Extract every line that contains the string "document".

BEGIN DATA ROWS

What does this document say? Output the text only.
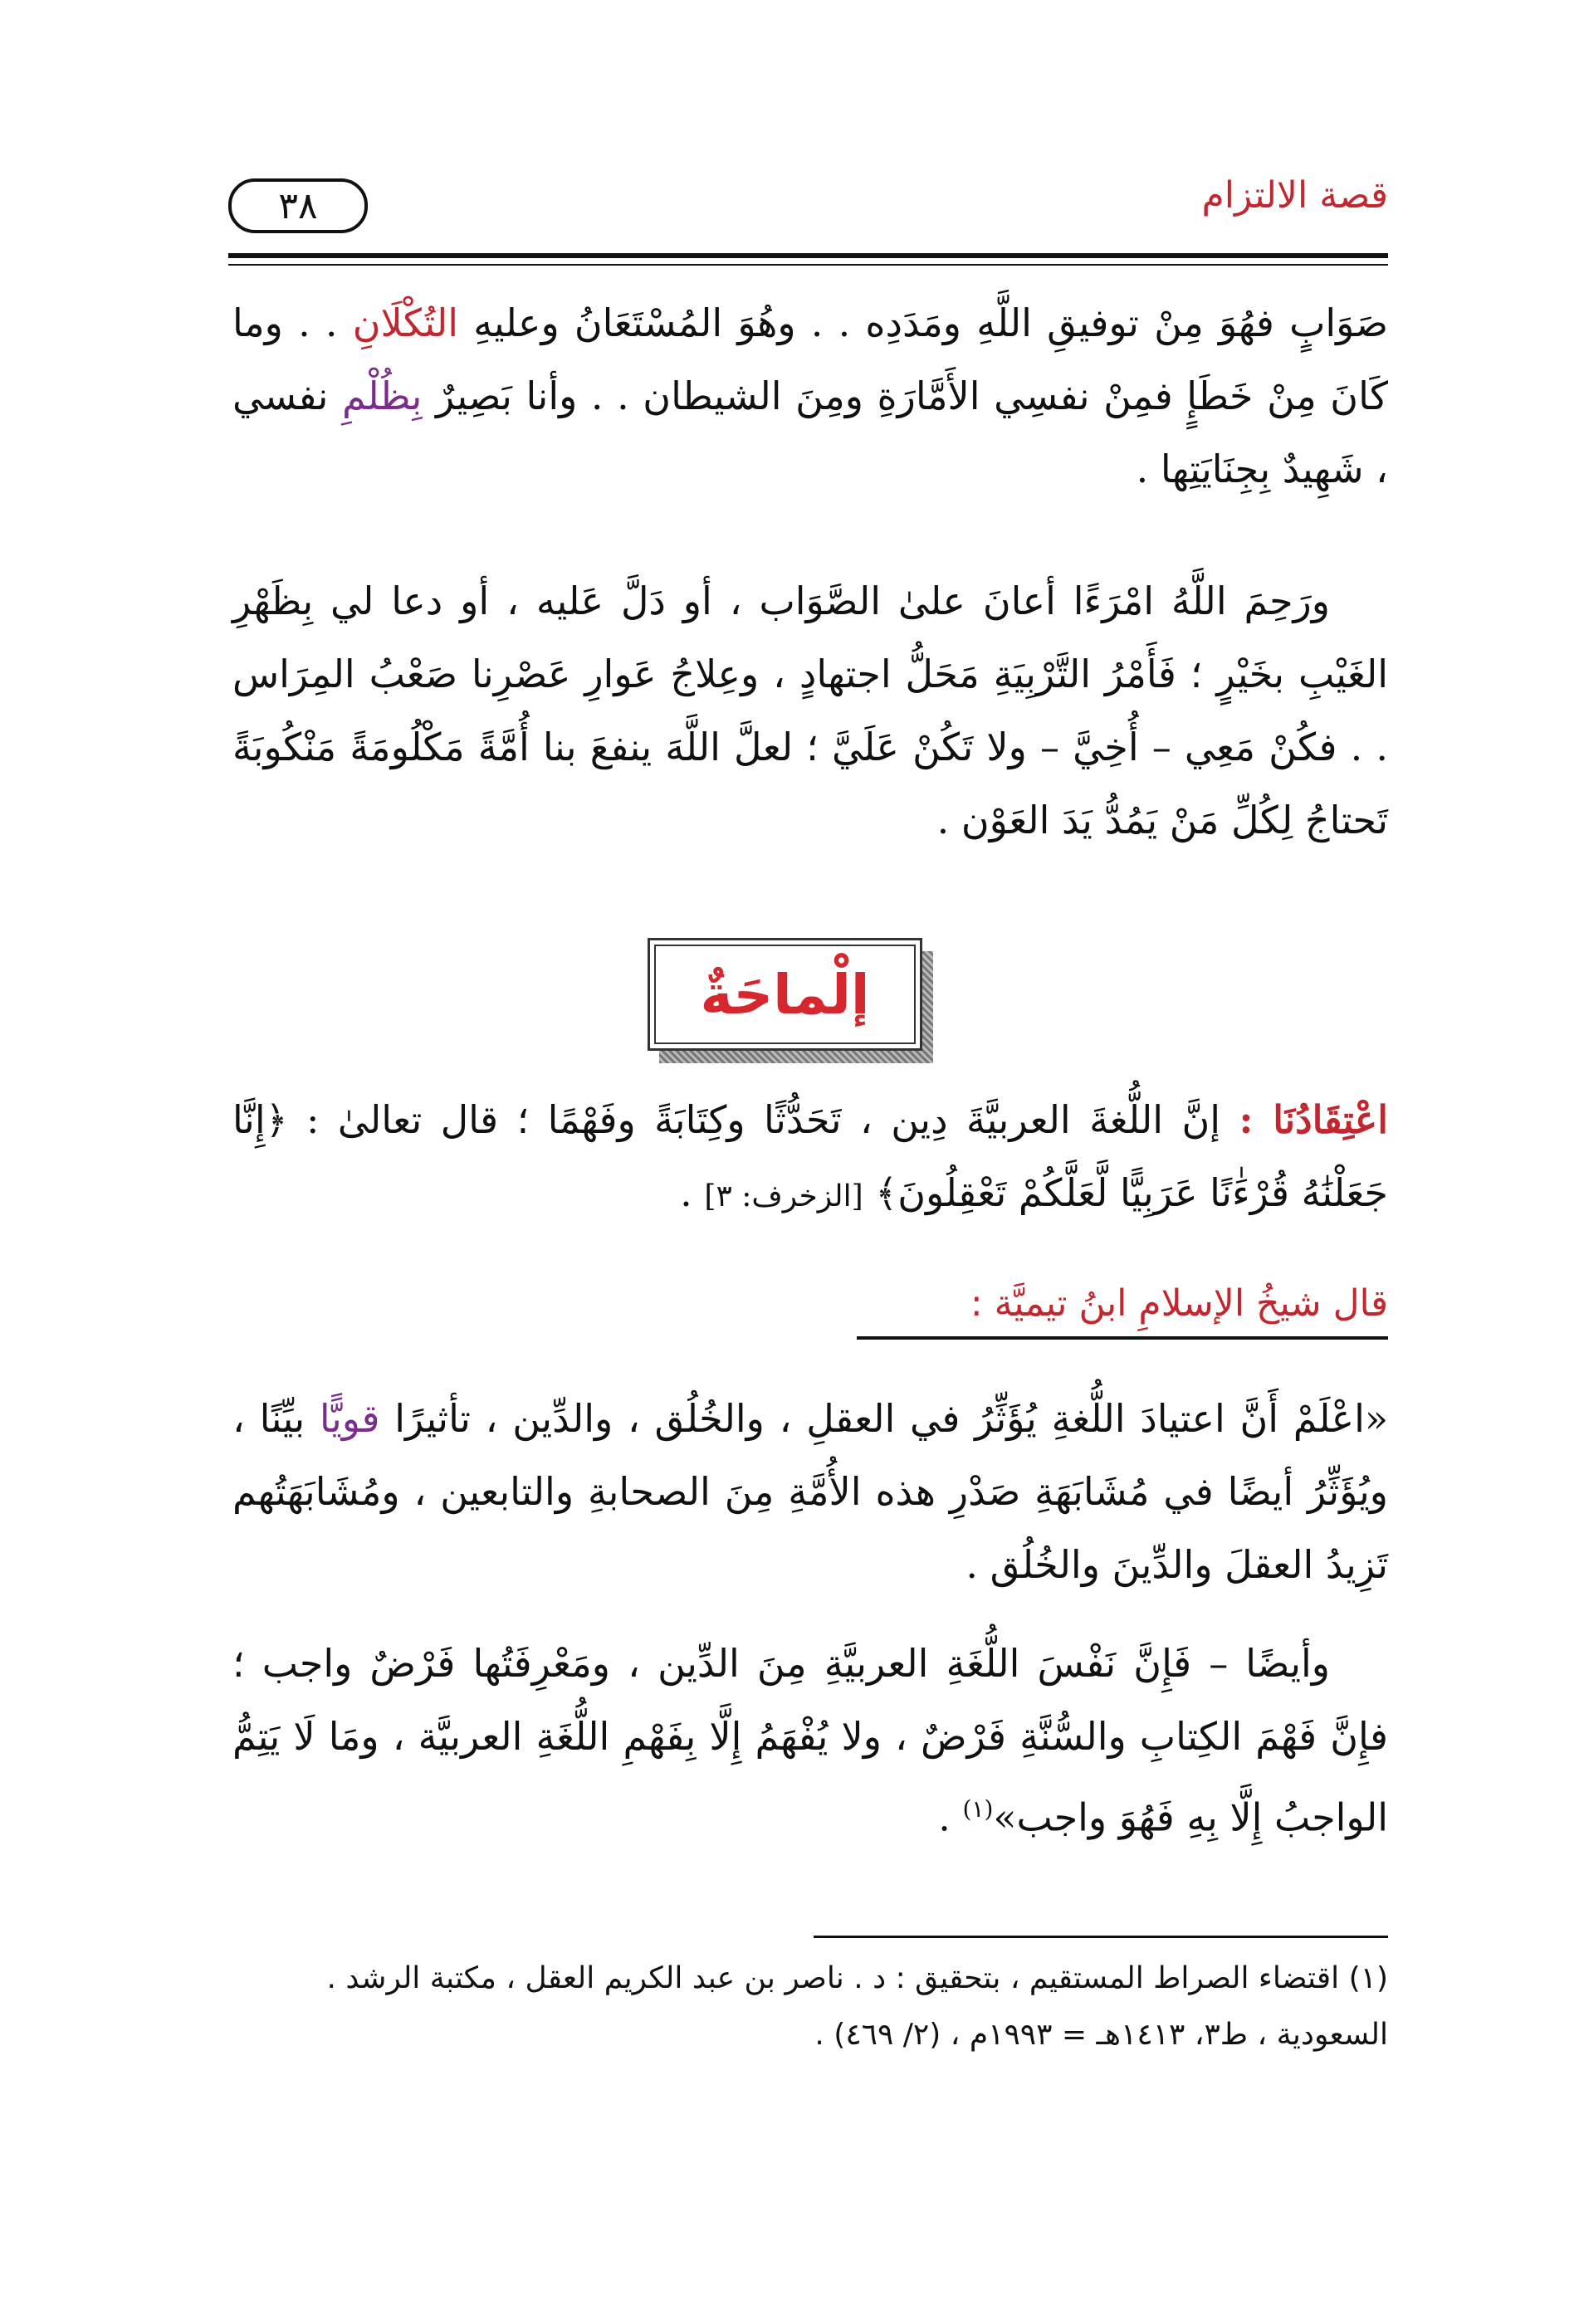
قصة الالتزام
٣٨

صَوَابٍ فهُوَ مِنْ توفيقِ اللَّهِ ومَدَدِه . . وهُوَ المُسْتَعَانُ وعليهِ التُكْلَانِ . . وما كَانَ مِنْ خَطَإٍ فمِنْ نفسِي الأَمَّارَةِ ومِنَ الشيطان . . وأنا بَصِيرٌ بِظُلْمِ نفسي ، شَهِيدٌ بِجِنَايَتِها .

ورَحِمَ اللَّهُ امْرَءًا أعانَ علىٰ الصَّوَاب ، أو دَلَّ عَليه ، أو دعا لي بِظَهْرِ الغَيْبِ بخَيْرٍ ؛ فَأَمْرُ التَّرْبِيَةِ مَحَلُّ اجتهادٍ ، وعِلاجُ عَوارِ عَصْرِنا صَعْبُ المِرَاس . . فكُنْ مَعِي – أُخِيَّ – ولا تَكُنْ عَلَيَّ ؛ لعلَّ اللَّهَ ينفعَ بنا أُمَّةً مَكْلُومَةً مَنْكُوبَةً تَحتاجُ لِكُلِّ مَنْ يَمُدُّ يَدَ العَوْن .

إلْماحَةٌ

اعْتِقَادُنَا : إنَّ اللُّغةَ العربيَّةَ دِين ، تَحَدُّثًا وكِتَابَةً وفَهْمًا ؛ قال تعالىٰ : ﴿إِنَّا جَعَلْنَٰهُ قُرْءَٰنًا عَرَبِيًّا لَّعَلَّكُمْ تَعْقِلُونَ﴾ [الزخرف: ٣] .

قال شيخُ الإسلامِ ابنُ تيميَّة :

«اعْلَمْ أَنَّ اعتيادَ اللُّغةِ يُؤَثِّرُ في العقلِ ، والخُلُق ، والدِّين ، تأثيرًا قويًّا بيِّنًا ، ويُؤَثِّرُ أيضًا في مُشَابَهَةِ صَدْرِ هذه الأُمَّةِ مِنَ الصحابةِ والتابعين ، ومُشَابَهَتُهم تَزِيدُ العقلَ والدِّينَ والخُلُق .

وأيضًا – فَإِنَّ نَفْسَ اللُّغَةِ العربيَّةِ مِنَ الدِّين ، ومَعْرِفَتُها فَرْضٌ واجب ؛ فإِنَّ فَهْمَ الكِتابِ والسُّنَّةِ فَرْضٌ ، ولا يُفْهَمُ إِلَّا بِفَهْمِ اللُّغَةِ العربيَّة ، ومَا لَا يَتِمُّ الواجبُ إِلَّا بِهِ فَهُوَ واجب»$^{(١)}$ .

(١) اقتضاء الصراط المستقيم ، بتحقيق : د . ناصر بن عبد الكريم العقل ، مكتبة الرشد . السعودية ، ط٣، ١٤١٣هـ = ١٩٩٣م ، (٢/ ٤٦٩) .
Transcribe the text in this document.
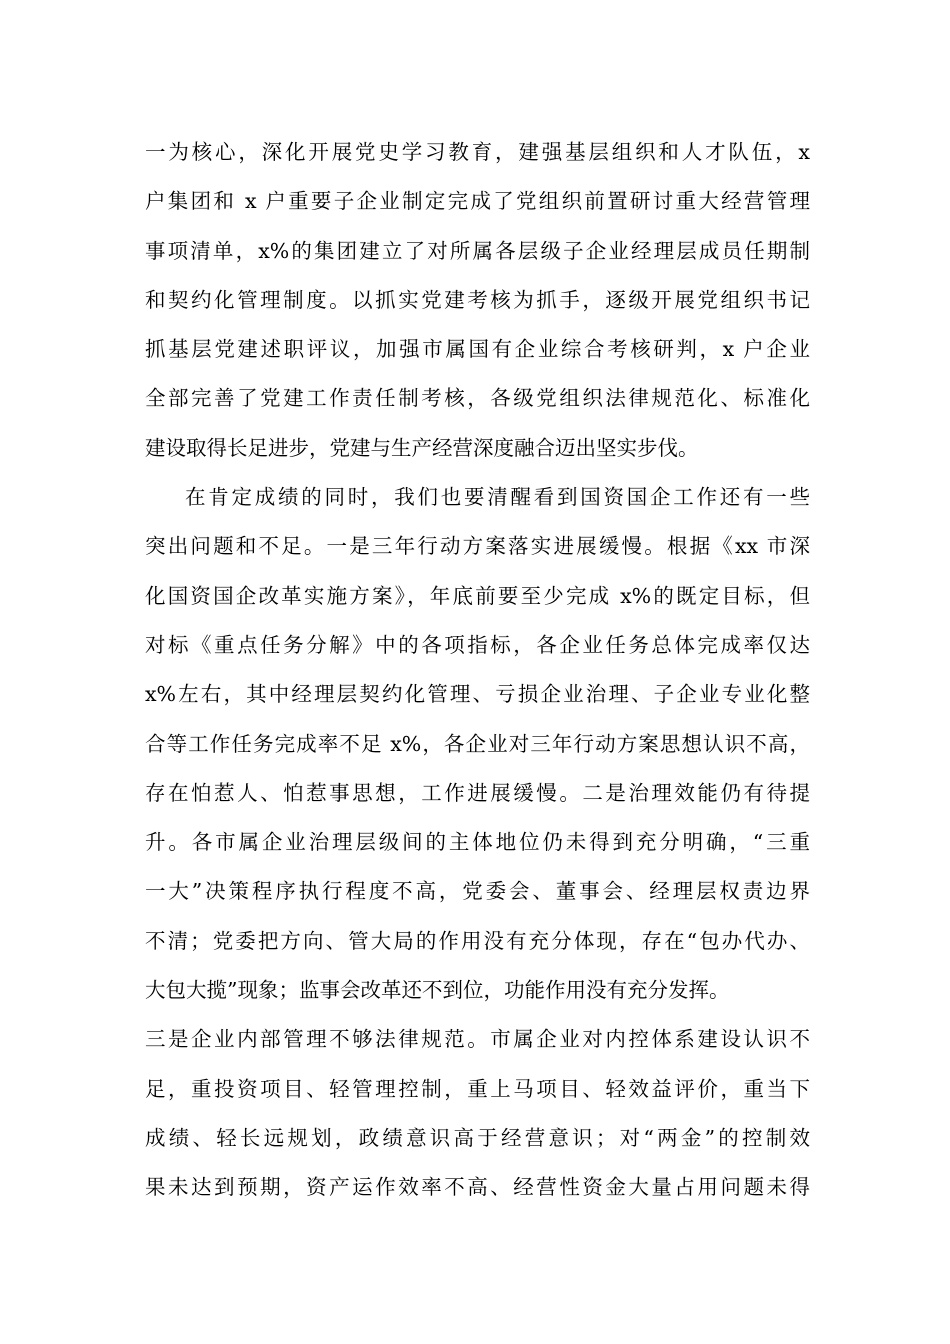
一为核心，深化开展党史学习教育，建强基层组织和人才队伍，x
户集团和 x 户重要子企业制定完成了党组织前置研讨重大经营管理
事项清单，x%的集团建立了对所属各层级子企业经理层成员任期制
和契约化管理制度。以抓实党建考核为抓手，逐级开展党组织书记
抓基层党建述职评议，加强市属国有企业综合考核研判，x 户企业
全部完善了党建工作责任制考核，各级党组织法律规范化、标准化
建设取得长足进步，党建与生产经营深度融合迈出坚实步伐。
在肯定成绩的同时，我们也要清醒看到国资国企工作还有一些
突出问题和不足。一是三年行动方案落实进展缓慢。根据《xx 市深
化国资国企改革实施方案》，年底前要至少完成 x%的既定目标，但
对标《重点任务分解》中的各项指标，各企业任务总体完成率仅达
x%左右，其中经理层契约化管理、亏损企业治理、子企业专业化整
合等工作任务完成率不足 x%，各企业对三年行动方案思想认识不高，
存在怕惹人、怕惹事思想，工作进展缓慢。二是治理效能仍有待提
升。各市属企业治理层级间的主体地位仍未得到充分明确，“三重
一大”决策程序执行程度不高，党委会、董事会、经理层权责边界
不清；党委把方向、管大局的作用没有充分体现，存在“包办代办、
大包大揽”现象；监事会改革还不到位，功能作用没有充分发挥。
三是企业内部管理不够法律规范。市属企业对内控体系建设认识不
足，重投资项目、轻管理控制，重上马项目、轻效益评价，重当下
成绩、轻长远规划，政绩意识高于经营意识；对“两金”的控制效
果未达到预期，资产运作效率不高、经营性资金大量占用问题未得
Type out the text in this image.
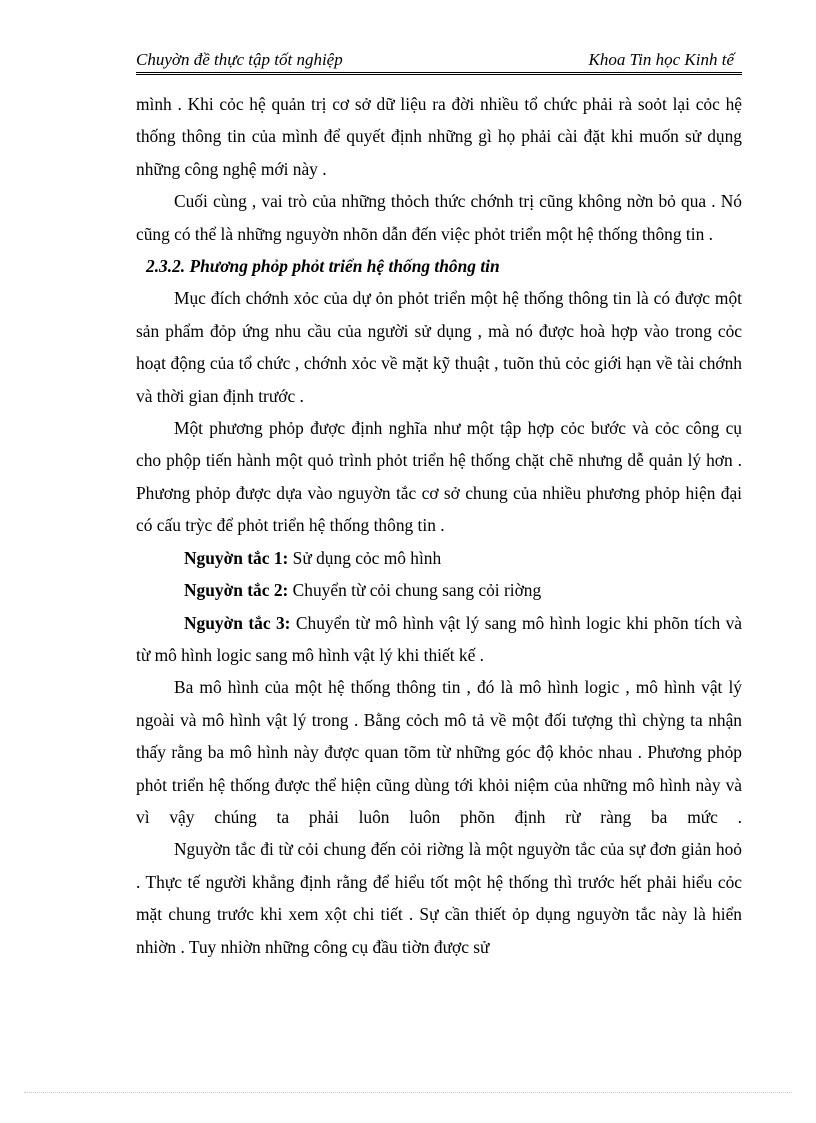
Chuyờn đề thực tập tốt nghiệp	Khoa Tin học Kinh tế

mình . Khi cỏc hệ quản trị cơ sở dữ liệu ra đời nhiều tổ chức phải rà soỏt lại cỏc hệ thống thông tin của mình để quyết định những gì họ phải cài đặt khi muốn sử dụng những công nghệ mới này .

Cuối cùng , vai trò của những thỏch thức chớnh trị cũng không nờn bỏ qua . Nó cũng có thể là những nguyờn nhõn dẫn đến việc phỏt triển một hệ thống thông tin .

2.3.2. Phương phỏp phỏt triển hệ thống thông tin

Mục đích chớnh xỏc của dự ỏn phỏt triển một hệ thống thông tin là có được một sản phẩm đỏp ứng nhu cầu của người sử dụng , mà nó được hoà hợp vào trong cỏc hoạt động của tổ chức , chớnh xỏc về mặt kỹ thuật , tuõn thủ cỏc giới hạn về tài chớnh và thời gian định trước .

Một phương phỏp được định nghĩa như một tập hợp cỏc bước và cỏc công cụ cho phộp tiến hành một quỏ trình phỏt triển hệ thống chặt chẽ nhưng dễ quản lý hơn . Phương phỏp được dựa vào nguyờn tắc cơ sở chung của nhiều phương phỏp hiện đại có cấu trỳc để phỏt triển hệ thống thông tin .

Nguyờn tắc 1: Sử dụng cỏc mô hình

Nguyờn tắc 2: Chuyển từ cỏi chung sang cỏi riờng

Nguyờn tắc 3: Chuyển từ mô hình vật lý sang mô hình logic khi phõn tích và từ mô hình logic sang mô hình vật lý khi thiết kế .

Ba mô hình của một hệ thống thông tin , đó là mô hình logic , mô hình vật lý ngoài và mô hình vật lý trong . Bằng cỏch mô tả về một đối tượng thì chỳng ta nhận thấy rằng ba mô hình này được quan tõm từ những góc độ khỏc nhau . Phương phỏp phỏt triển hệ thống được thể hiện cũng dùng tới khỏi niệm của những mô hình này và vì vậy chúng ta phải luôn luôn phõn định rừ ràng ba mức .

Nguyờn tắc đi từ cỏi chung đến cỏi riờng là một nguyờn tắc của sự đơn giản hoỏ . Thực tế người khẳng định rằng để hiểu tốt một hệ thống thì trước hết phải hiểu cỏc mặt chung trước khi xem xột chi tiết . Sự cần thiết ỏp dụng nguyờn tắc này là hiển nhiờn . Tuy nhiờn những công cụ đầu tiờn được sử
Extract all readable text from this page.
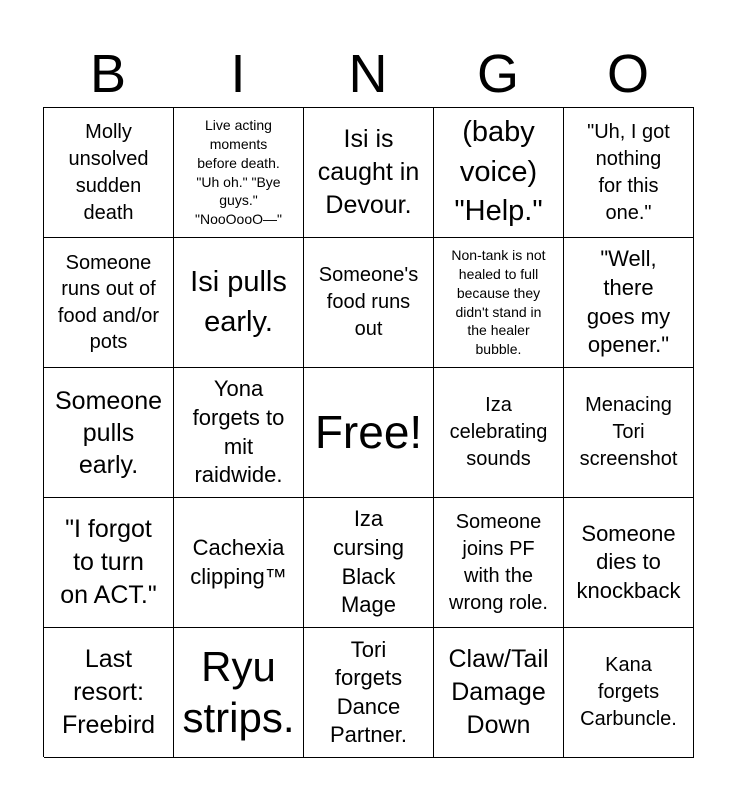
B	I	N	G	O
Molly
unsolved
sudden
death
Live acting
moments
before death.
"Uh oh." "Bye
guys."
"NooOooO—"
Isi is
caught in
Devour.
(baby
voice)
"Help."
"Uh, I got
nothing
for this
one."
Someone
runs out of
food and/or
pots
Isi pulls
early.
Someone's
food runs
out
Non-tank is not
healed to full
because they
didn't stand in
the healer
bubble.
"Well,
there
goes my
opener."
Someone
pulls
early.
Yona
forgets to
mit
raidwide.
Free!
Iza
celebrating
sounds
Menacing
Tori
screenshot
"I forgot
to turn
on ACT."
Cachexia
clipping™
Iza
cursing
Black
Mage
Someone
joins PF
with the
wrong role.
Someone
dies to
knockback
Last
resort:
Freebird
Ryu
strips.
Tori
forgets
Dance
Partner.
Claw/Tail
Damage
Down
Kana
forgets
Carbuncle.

END DATA ROWS

* [RESULT]
What does this document say? Output the text only.
Transcribe the text in this document.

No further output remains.